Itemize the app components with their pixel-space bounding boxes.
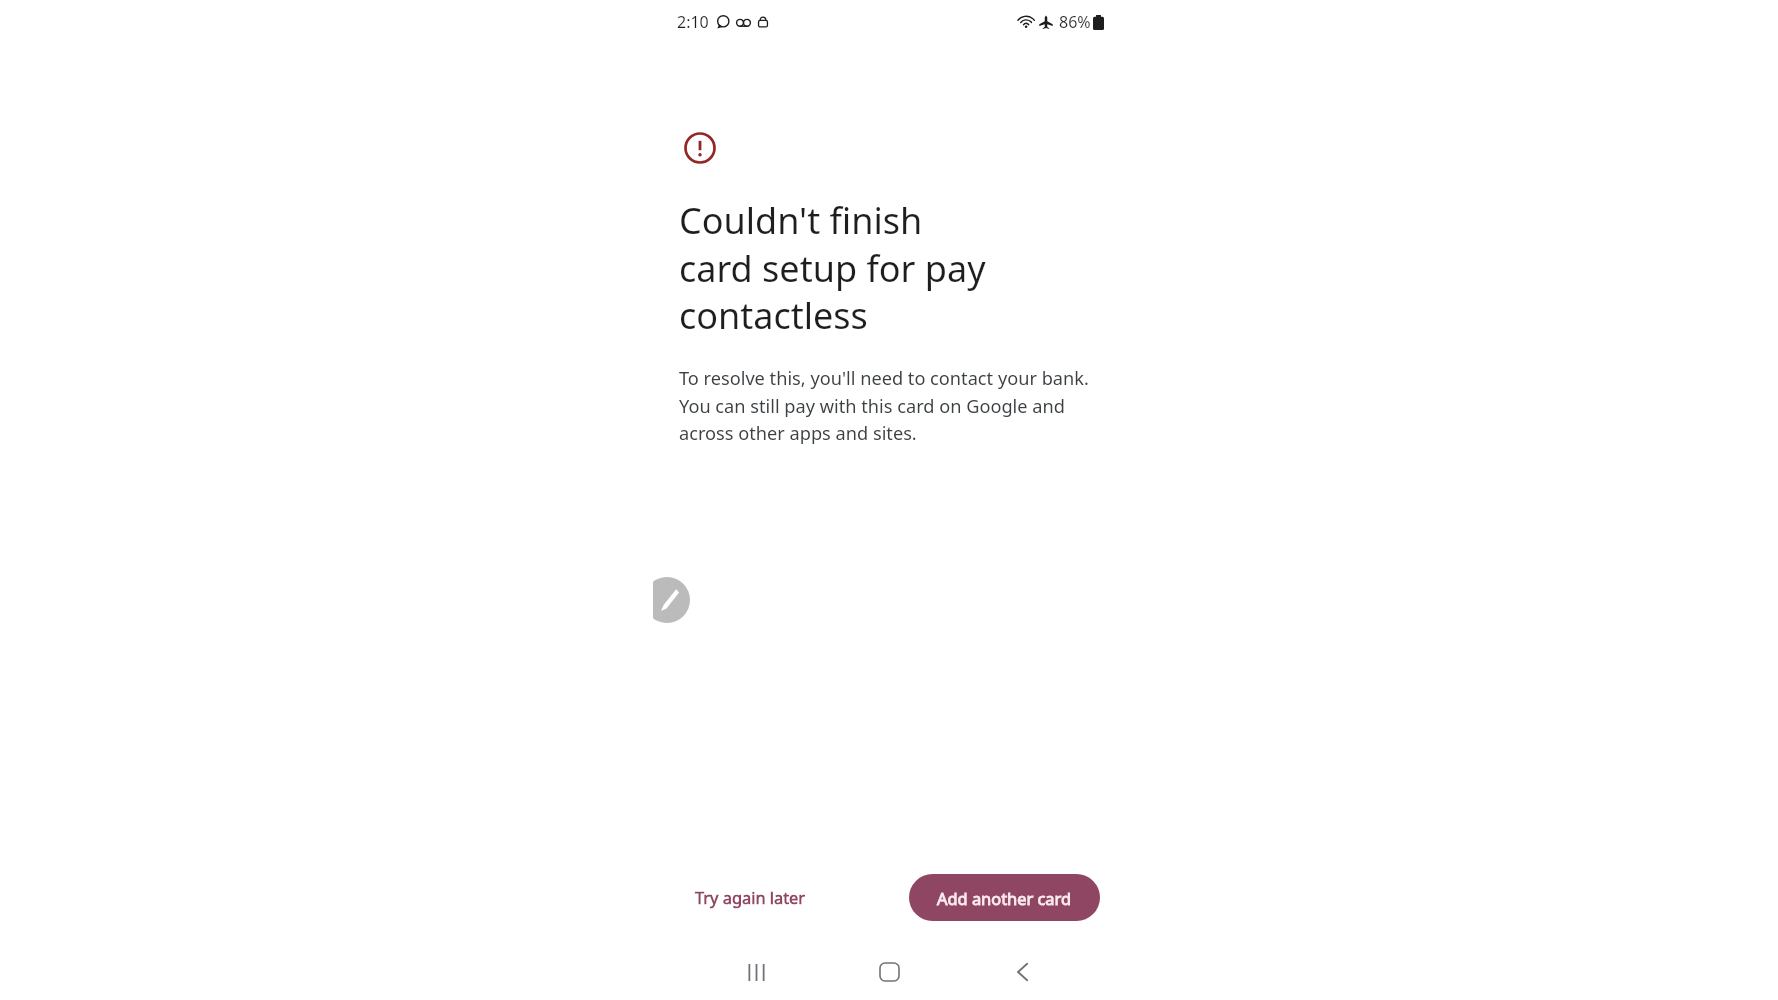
button[interactable]: Home [868, 951, 910, 993]
button[interactable]: Edit [653, 577, 690, 623]
staticText: Try again later [695, 886, 806, 908]
staticText: 86% [1059, 11, 1091, 33]
button[interactable]: Back [1001, 951, 1043, 993]
button[interactable]: Recent apps [735, 951, 777, 993]
staticText: To resolve this, you'll need to contact … [679, 366, 1109, 445]
staticText: 2:10 [677, 11, 709, 33]
staticText: Add another card [937, 887, 1072, 909]
button[interactable]: Try again later [671, 873, 830, 921]
button[interactable]: Add another card [909, 874, 1100, 921]
staticText: Couldn't finish card setup for pay conta… [679, 196, 986, 340]
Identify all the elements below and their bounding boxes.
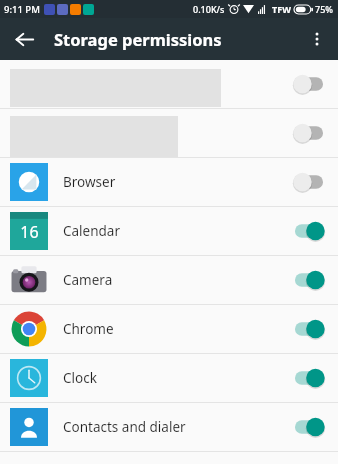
staticText: 16 — [20, 221, 39, 243]
button[interactable]: Off — [0, 109, 338, 157]
staticText: 75% — [315, 3, 333, 15]
staticText: TFW — [272, 3, 291, 15]
staticText: 9:11 PM — [4, 3, 40, 16]
button[interactable]: Clock — [0, 354, 338, 402]
button[interactable]: 16 — [0, 207, 338, 255]
button[interactable]: On — [291, 416, 327, 438]
button[interactable]: Off — [0, 60, 338, 108]
button[interactable]: Off — [291, 122, 327, 144]
staticText: Camera — [63, 271, 113, 289]
staticText: Contacts and dialer — [63, 418, 186, 436]
button[interactable]: Off — [291, 171, 327, 193]
staticText: Clock — [63, 369, 97, 387]
button[interactable]: Camera — [0, 256, 338, 304]
button[interactable]: Off — [291, 73, 327, 95]
button[interactable]: More options — [300, 22, 334, 56]
button[interactable]: On — [291, 269, 327, 291]
staticText: Browser — [63, 173, 116, 191]
button[interactable]: On — [291, 318, 327, 340]
staticText: 0.10K/s — [193, 3, 225, 15]
staticText: Storage permissions — [54, 28, 222, 50]
button[interactable]: Back — [7, 22, 41, 56]
button[interactable]: Chrome — [0, 305, 338, 353]
button[interactable]: On — [291, 220, 327, 242]
button[interactable]: On — [291, 367, 327, 389]
button[interactable]: Browser — [0, 158, 338, 206]
staticText: Chrome — [63, 320, 114, 338]
staticText: Calendar — [63, 222, 120, 240]
button[interactable]: Contacts and dialer — [0, 403, 338, 451]
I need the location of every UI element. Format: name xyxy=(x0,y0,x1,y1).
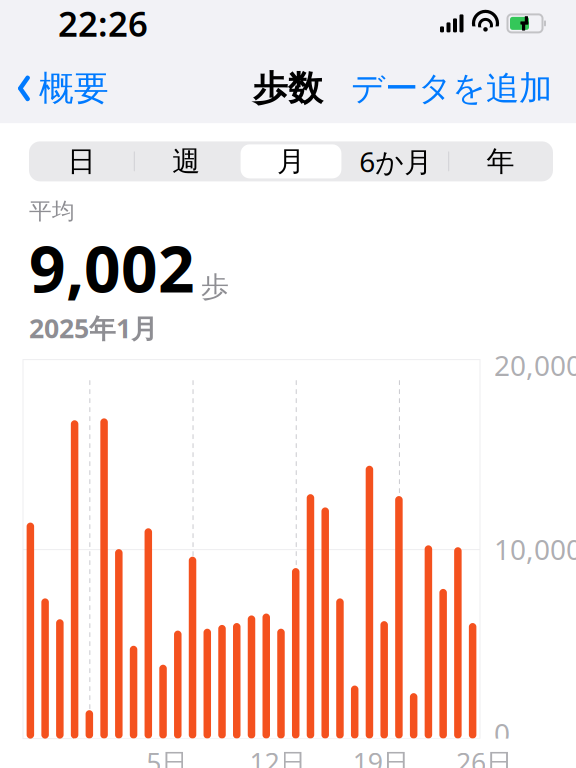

--------------------------------------------------

Quote the records above word for word, leaving out the pictures.

• ANSWER TO THE PROBLEM:
Itemize the app components with their pixel-space bounding boxes.
button[interactable]: Home [868, 951, 910, 993]
button[interactable]: Edit [653, 577, 690, 623]
staticText: Try again later [695, 886, 806, 908]
staticText: 86% [1059, 11, 1091, 33]
button[interactable]: Back [1001, 951, 1043, 993]
button[interactable]: Recent apps [735, 951, 777, 993]
staticText: To resolve this, you'll need to contact … [679, 366, 1109, 445]
staticText: 2:10 [677, 11, 709, 33]
staticText: Add another card [937, 887, 1072, 909]
button[interactable]: Try again later [671, 873, 830, 921]
button[interactable]: Add another card [909, 874, 1100, 921]
staticText: Couldn't finish card setup for pay conta… [679, 196, 986, 340]
Identify all the elements below and their bounding boxes.
staticText: 16 — [20, 221, 39, 243]
button[interactable]: Off — [0, 109, 338, 157]
staticText: 75% — [315, 3, 333, 15]
staticText: TFW — [272, 3, 291, 15]
staticText: 9:11 PM — [4, 3, 40, 16]
button[interactable]: Clock — [0, 354, 338, 402]
button[interactable]: 16 — [0, 207, 338, 255]
button[interactable]: On — [291, 416, 327, 438]
button[interactable]: Off — [0, 60, 338, 108]
button[interactable]: Off — [291, 122, 327, 144]
staticText: Camera — [63, 271, 113, 289]
staticText: Contacts and dialer — [63, 418, 186, 436]
button[interactable]: Off — [291, 171, 327, 193]
staticText: Clock — [63, 369, 97, 387]
button[interactable]: Camera — [0, 256, 338, 304]
button[interactable]: Off — [291, 73, 327, 95]
button[interactable]: More options — [300, 22, 334, 56]
button[interactable]: On — [291, 269, 327, 291]
staticText: Browser — [63, 173, 116, 191]
button[interactable]: On — [291, 318, 327, 340]
staticText: 0.10K/s — [193, 3, 225, 15]
staticText: Storage permissions — [54, 28, 222, 50]
button[interactable]: Back — [7, 22, 41, 56]
button[interactable]: Chrome — [0, 305, 338, 353]
button[interactable]: On — [291, 220, 327, 242]
button[interactable]: On — [291, 367, 327, 389]
button[interactable]: Browser — [0, 158, 338, 206]
staticText: Chrome — [63, 320, 114, 338]
staticText: Calendar — [63, 222, 120, 240]
button[interactable]: Contacts and dialer — [0, 403, 338, 451]
I need the location of every UI element. Format: name xyxy=(x0,y0,x1,y1).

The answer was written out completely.